**Aim:**
In the listing below, locate the lines bearing the word "title". Copy every one of them.

Stored entries
+++

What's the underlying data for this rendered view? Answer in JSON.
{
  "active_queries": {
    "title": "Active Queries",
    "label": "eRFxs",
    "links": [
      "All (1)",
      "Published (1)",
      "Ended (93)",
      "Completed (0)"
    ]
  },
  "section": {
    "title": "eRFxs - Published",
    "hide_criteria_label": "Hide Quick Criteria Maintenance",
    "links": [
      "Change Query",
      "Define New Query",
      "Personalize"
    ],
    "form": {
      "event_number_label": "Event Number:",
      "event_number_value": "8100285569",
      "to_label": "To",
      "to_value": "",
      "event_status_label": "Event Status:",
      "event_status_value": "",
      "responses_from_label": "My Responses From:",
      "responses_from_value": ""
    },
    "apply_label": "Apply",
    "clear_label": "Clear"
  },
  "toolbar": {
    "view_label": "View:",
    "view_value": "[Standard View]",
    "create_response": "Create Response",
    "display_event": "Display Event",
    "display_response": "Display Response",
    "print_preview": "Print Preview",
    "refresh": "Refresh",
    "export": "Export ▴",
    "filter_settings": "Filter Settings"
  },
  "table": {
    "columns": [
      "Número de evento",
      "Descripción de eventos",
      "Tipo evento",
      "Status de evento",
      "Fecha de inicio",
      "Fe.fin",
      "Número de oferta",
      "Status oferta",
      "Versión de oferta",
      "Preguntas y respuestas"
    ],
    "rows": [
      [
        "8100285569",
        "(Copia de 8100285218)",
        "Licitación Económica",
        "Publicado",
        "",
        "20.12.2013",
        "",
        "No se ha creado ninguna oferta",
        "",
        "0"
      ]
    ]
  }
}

+++

**Task response:**
    "title": "Active Queries",
    "title": "eRFxs - Published",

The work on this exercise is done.